§ **Task prompt**: Restate the listing below word for word, omitting any images.

Records excerpted from a collection:
● ● ● ●

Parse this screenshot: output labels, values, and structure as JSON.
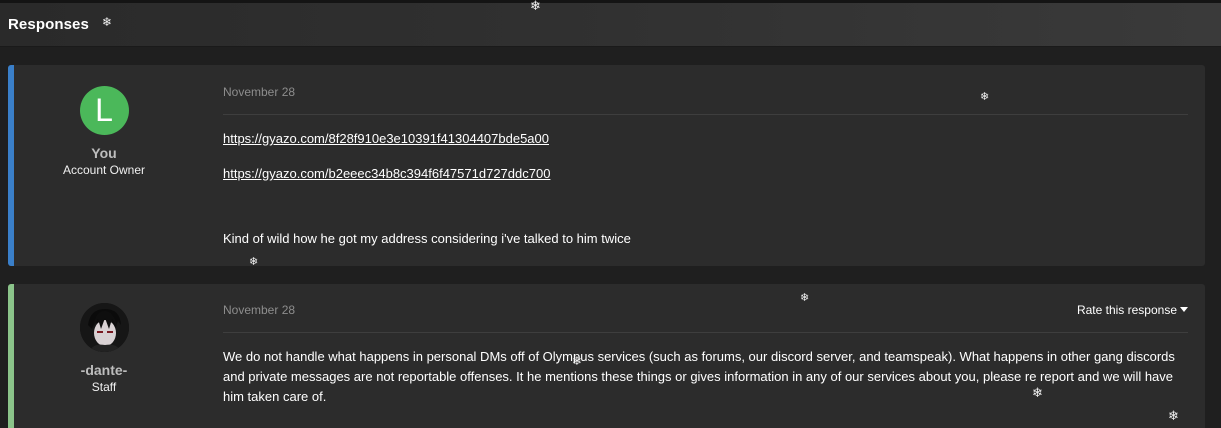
{
  "header": {
    "title": "Responses"
  },
  "responses": [
    {
      "author": {
        "avatar_letter": "L",
        "name": "You",
        "role": "Account Owner"
      },
      "date": "November 28",
      "links": [
        "https://gyazo.com/8f28f910e3e10391f41304407bde5a00",
        "https://gyazo.com/b2eeec34b8c394f6f47571d727ddc700"
      ],
      "text": "Kind of wild how he got my address considering i've talked to him twice"
    },
    {
      "author": {
        "avatar_icon": "anime-avatar-icon",
        "name": "-dante-",
        "role": "Staff"
      },
      "date": "November 28",
      "rate_label": "Rate this response",
      "text": "We do not handle what happens in personal DMs off of Olympus services (such as forums, our discord server, and teamspeak). What happens in other gang discords and private messages are not reportable offenses. It he mentions these things or gives information in any of our services about you, please re report and we will have him taken care of."
    }
  ],
  "icons": {
    "snowflake": "snowflake-icon"
  },
  "colors": {
    "accent_owner": "#3a7fc9",
    "accent_staff": "#8bc48a",
    "avatar_green": "#4bb85a"
  }
}
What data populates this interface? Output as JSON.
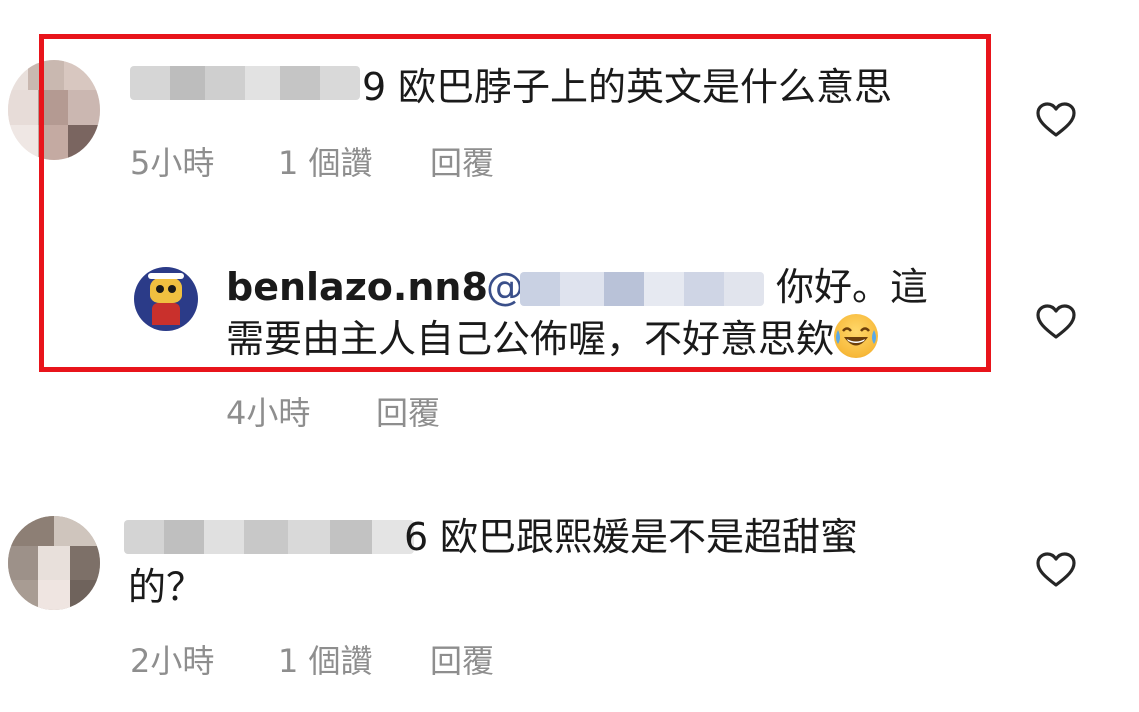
{
  "comments": [
    {
      "username_suffix": "9",
      "text": "欧巴脖子上的英文是什么意思",
      "time": "5小時",
      "likes": "1 個讚",
      "reply": "回覆",
      "like_icon": "heart-outline-icon"
    },
    {
      "username": "benlazo.nn8",
      "mention_prefix": "@",
      "text_line1": "你好。這",
      "text_line2": "需要由主人自己公佈喔，不好意思欸",
      "emoji": "face-with-tears-of-joy-icon",
      "time": "4小時",
      "reply": "回覆",
      "like_icon": "heart-outline-icon"
    },
    {
      "username_suffix": "6",
      "text_line1": "欧巴跟熙媛是不是超甜蜜",
      "text_line2": "的？",
      "time": "2小時",
      "likes": "1 個讚",
      "reply": "回覆",
      "like_icon": "heart-outline-icon"
    }
  ],
  "colors": {
    "highlight": "#e8141b",
    "meta_text": "#8e8e8e",
    "mention": "#3a4f8a",
    "body_text": "#1a1a1a"
  }
}
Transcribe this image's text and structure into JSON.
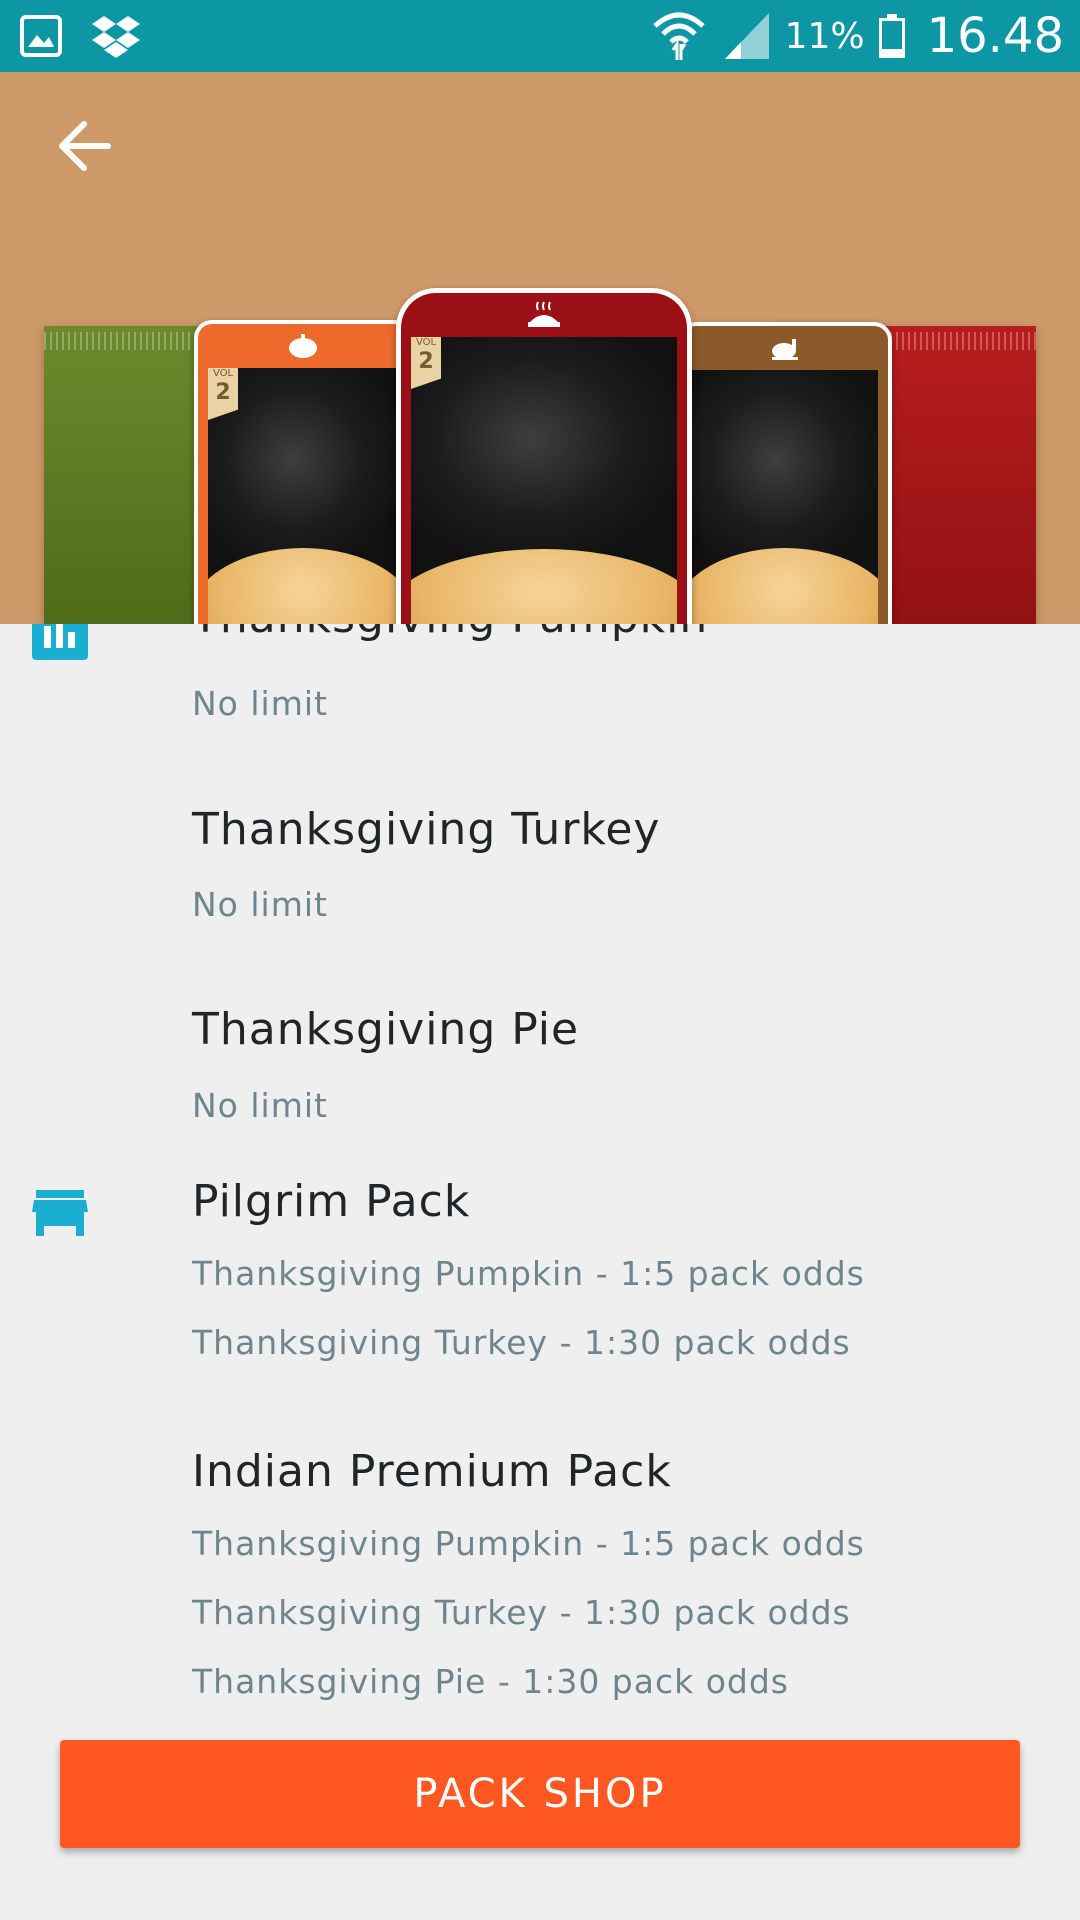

● ● ● ●

§ **Exercise response**:
Parse this screenshot: output labels, values, and structure as JSON.
{
  "header": {
    "title": "Responses"
  },
  "responses": [
    {
      "author": {
        "avatar_letter": "L",
        "name": "You",
        "role": "Account Owner"
      },
      "date": "November 28",
      "links": [
        "https://gyazo.com/8f28f910e3e10391f41304407bde5a00",
        "https://gyazo.com/b2eeec34b8c394f6f47571d727ddc700"
      ],
      "text": "Kind of wild how he got my address considering i've talked to him twice"
    },
    {
      "author": {
        "avatar_icon": "anime-avatar-icon",
        "name": "-dante-",
        "role": "Staff"
      },
      "date": "November 28",
      "rate_label": "Rate this response",
      "text": "We do not handle what happens in personal DMs off of Olympus services (such as forums, our discord server, and teamspeak). What happens in other gang discords and private messages are not reportable offenses. It he mentions these things or gives information in any of our services about you, please re report and we will have him taken care of."
    }
  ],
  "icons": {
    "snowflake": "snowflake-icon"
  },
  "colors": {
    "accent_owner": "#3a7fc9",
    "accent_staff": "#8bc48a",
    "avatar_green": "#4bb85a"
  }
}
What data populates this interface? Output as JSON.
{
  "comments": [
    {
      "username_suffix": "9",
      "text": "欧巴脖子上的英文是什么意思",
      "time": "5小時",
      "likes": "1 個讚",
      "reply": "回覆",
      "like_icon": "heart-outline-icon"
    },
    {
      "username": "benlazo.nn8",
      "mention_prefix": "@",
      "text_line1": "你好。這",
      "text_line2": "需要由主人自己公佈喔，不好意思欸",
      "emoji": "face-with-tears-of-joy-icon",
      "time": "4小時",
      "reply": "回覆",
      "like_icon": "heart-outline-icon"
    },
    {
      "username_suffix": "6",
      "text_line1": "欧巴跟熙媛是不是超甜蜜",
      "text_line2": "的？",
      "time": "2小時",
      "likes": "1 個讚",
      "reply": "回覆",
      "like_icon": "heart-outline-icon"
    }
  ],
  "colors": {
    "highlight": "#e8141b",
    "meta_text": "#8e8e8e",
    "mention": "#3a4f8a",
    "body_text": "#1a1a1a"
  }
}
Transcribe this image's text and structure into JSON.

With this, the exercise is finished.